**WHAT YOU ARE ASKED TO DO:**
Determine the number of lines where "selected" occurs and reply with that number by itself.

══ RECORD SET ══

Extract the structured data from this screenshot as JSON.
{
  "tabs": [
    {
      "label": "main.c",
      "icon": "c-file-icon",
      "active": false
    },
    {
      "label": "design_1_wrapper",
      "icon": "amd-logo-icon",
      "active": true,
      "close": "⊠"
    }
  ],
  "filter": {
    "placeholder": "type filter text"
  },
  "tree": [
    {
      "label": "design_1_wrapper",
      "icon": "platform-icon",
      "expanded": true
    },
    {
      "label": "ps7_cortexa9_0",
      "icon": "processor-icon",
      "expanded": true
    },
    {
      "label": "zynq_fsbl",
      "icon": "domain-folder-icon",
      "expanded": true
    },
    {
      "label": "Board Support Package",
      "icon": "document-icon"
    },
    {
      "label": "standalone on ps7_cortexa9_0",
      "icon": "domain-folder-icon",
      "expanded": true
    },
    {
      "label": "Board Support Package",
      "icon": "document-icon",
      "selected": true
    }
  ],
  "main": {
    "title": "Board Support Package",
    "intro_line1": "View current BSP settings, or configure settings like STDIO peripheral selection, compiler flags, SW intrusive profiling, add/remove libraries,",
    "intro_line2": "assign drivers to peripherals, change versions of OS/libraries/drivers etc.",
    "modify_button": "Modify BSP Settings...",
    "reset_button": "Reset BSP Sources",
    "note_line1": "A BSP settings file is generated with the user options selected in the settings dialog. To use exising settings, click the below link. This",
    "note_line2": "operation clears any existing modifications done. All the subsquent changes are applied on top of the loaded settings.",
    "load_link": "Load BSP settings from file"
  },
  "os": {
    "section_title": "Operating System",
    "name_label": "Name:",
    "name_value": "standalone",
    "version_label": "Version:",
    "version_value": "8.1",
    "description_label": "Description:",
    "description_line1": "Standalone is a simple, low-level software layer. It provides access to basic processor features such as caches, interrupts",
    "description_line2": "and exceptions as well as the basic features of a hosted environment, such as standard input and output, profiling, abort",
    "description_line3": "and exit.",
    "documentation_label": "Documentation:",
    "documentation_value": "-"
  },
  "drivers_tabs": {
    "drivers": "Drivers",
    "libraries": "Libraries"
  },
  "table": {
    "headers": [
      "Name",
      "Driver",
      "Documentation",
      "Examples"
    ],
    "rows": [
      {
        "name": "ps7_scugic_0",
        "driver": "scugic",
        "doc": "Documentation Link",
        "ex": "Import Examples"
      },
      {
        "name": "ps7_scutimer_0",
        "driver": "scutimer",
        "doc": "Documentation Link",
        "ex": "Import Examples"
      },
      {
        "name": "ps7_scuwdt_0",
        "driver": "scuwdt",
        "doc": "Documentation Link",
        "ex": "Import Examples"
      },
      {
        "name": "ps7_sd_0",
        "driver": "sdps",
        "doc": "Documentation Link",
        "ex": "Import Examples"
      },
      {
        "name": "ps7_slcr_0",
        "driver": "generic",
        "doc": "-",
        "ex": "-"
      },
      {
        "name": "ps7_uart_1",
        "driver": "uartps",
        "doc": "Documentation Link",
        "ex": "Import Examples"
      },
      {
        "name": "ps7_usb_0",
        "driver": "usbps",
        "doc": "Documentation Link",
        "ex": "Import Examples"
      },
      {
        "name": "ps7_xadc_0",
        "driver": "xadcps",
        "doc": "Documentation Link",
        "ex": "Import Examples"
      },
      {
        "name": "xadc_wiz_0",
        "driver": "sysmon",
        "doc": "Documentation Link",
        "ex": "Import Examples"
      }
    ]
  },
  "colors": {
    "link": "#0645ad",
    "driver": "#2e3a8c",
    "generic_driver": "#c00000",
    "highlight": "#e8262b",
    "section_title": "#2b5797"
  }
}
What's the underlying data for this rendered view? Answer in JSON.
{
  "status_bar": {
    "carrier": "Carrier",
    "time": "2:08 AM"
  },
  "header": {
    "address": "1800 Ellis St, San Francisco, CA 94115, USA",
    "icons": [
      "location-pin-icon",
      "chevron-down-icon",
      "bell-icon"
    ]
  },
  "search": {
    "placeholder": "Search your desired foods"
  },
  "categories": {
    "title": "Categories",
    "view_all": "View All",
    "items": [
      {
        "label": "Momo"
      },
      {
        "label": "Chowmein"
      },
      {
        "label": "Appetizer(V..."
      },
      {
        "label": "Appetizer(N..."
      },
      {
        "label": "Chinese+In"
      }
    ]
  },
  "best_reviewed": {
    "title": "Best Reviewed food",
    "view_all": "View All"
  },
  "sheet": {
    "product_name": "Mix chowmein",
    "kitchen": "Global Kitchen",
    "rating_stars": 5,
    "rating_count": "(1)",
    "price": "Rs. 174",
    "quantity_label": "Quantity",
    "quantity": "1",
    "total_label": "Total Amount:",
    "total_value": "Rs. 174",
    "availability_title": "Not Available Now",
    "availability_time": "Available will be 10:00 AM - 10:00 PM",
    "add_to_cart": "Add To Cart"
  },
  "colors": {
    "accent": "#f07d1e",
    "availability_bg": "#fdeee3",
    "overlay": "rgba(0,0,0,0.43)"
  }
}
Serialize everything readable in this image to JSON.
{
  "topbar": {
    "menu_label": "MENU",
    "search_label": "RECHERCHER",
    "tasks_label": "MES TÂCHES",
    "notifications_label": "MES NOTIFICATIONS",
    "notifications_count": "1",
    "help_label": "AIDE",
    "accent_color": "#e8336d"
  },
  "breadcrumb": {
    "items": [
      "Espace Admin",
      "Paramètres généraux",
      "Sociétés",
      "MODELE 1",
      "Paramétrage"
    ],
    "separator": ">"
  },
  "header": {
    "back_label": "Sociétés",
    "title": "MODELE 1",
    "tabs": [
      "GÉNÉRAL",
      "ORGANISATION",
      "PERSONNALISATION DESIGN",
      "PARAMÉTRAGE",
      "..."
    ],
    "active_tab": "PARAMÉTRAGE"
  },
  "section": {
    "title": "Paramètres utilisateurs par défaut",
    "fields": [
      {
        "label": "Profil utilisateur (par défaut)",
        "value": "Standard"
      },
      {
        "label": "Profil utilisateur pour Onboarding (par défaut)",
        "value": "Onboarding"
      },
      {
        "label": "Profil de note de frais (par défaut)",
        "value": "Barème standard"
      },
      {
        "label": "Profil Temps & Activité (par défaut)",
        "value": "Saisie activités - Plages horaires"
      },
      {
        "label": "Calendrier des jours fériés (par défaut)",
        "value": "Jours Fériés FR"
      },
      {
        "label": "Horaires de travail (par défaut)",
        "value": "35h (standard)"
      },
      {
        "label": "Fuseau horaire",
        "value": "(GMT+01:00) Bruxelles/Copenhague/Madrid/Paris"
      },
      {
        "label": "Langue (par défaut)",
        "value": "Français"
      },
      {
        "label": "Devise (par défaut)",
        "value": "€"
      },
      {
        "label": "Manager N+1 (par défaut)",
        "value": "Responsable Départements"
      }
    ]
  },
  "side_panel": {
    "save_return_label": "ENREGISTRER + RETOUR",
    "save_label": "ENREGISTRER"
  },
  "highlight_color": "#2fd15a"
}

═══
══ RECORD SET ══

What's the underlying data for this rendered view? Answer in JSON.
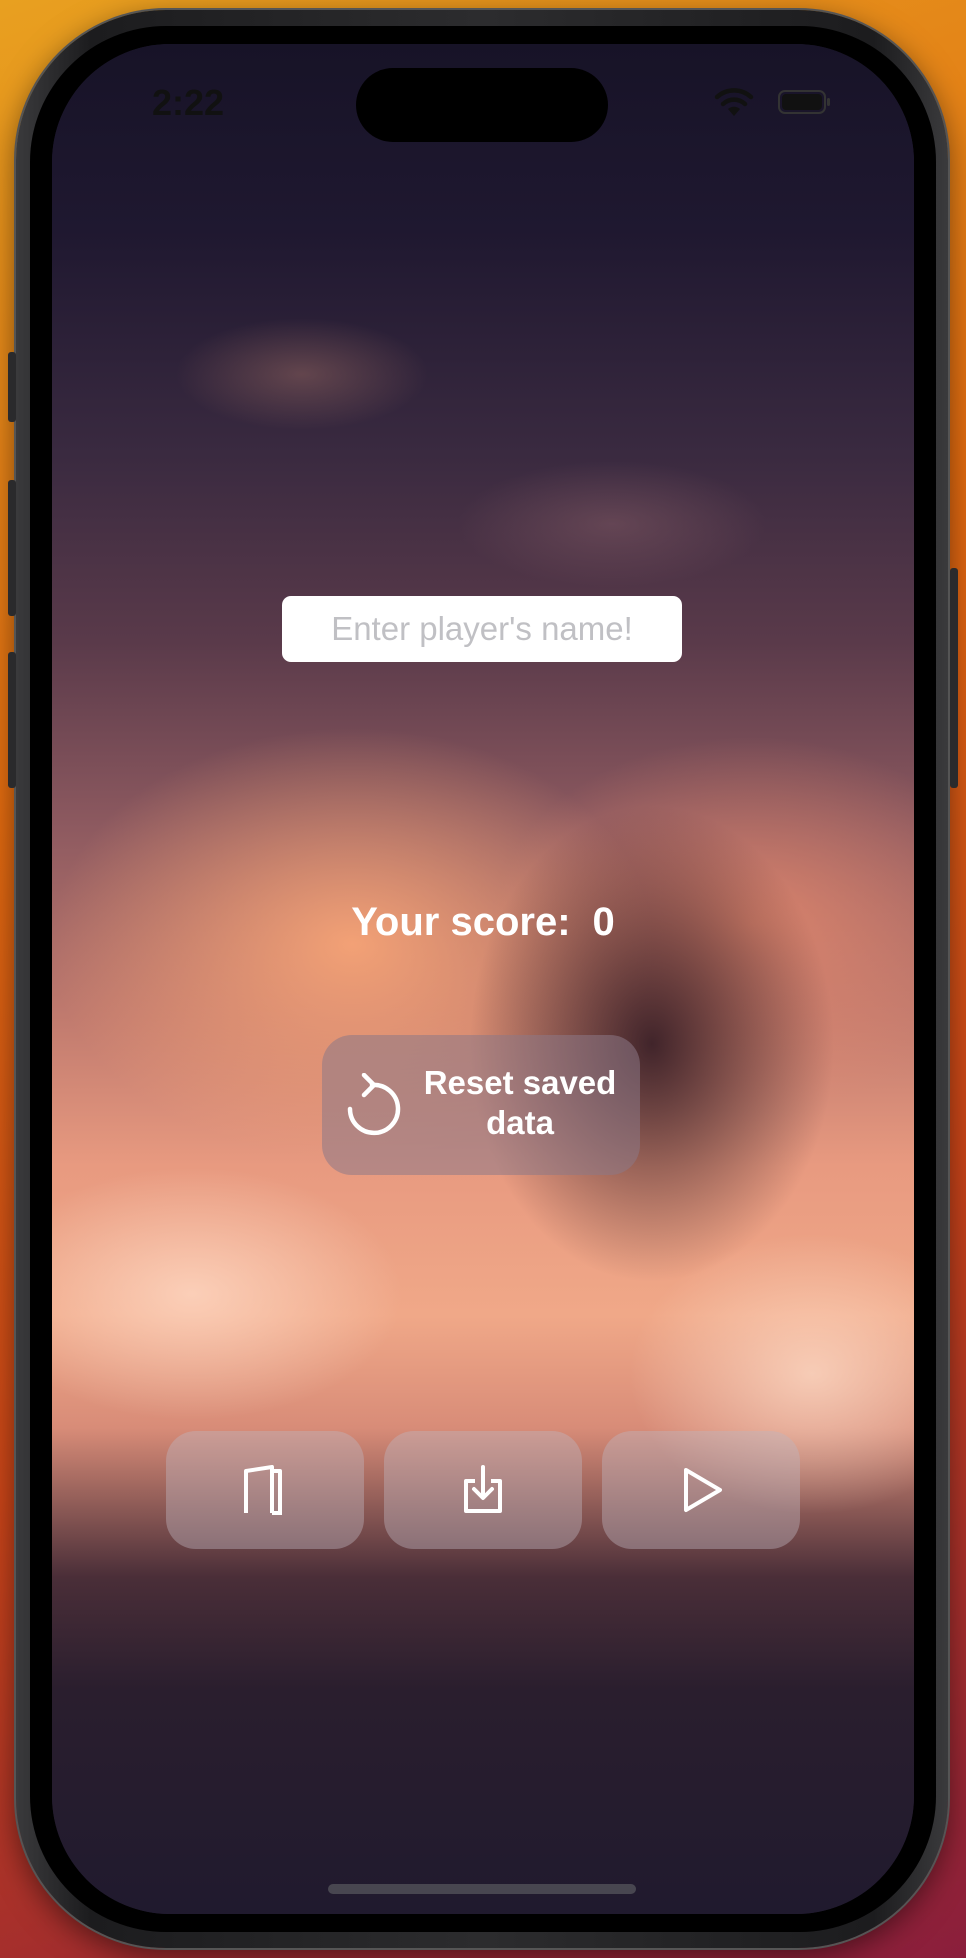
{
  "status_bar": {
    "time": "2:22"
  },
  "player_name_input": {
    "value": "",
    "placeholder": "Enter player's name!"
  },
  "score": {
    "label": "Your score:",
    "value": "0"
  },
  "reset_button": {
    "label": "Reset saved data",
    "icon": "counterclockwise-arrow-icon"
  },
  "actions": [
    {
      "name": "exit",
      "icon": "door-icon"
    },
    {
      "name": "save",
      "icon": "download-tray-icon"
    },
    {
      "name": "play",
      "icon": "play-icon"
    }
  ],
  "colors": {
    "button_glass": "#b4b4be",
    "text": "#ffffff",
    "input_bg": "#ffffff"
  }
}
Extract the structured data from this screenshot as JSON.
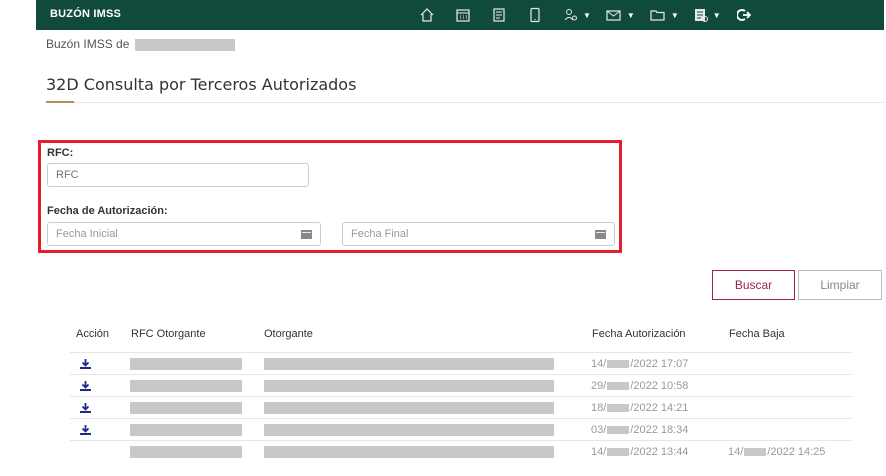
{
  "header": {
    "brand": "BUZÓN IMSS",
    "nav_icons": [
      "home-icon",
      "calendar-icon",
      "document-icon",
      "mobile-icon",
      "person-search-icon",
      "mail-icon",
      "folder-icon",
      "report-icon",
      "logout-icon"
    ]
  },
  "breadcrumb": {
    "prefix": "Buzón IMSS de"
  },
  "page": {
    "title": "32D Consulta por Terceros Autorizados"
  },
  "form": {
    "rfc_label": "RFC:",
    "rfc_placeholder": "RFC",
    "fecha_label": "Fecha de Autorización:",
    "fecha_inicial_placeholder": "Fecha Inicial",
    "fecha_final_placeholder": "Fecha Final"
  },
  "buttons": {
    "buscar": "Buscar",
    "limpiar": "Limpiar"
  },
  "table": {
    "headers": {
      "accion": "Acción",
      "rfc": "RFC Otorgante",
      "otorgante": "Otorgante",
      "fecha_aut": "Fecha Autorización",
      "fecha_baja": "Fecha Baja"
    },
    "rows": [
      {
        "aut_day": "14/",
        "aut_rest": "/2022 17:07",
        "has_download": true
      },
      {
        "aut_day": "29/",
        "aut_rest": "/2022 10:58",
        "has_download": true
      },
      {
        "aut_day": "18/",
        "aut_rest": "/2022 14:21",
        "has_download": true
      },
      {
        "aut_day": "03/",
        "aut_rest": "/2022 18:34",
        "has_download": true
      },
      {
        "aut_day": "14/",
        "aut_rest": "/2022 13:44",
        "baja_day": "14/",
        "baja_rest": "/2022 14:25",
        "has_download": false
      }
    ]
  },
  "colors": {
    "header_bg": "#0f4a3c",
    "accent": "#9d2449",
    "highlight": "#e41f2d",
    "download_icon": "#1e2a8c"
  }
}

═══

**FINISHED ANSWER:**
2